* [WORK TO DO]
Copy out the records starting with the line with "legend-item-off-season[interactable]: off season" and going on through the line with "fao-org-line-3: United Nations", swapping "no cropland" for "no farmland" and keeping everything else the same.

* [RECORDED INFORMATION]
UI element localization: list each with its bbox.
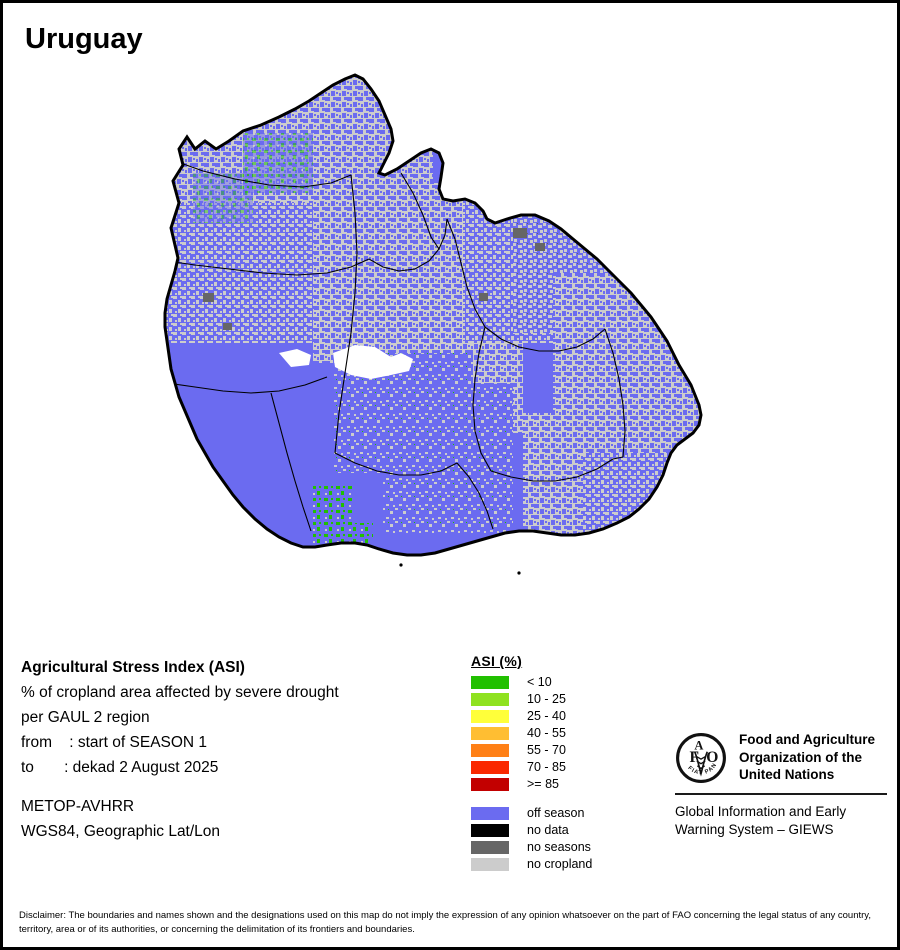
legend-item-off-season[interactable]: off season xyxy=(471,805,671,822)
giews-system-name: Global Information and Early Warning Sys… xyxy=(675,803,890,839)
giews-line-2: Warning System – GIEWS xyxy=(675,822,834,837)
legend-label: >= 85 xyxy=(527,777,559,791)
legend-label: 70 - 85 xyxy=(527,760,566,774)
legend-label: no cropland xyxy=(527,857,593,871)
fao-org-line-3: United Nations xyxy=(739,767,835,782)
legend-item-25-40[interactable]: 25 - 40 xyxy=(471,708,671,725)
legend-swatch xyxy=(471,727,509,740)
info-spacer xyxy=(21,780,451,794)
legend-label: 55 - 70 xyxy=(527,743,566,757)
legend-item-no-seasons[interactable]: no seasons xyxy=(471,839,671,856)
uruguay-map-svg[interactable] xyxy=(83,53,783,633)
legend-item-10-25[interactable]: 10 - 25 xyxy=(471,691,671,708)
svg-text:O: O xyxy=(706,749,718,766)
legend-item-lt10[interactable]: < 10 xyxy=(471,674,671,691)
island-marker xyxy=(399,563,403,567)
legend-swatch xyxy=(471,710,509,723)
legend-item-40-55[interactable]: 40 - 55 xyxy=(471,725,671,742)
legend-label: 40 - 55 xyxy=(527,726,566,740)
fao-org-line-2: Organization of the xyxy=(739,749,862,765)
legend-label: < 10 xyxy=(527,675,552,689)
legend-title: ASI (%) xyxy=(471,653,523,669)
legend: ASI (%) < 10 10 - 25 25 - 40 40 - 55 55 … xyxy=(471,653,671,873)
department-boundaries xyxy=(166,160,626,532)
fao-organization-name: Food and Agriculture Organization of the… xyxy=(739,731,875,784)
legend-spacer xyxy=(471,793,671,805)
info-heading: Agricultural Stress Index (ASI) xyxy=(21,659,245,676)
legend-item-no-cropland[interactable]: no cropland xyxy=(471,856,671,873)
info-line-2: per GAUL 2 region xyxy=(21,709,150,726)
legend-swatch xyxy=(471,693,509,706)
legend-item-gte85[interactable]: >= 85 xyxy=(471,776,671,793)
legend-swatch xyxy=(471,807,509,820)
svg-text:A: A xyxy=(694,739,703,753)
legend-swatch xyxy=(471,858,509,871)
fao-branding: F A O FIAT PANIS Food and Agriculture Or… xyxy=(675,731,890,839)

* [FINISHED EXERCISE]
legend-item-off-season[interactable]: off season xyxy=(471,805,671,822)
giews-system-name: Global Information and Early Warning Sys… xyxy=(675,803,890,839)
giews-line-2: Warning System – GIEWS xyxy=(675,822,834,837)
legend-label: >= 85 xyxy=(527,777,559,791)
legend-label: 70 - 85 xyxy=(527,760,566,774)
legend-label: no farmland xyxy=(527,857,593,871)
fao-org-line-3: United Nations xyxy=(739,767,835,782)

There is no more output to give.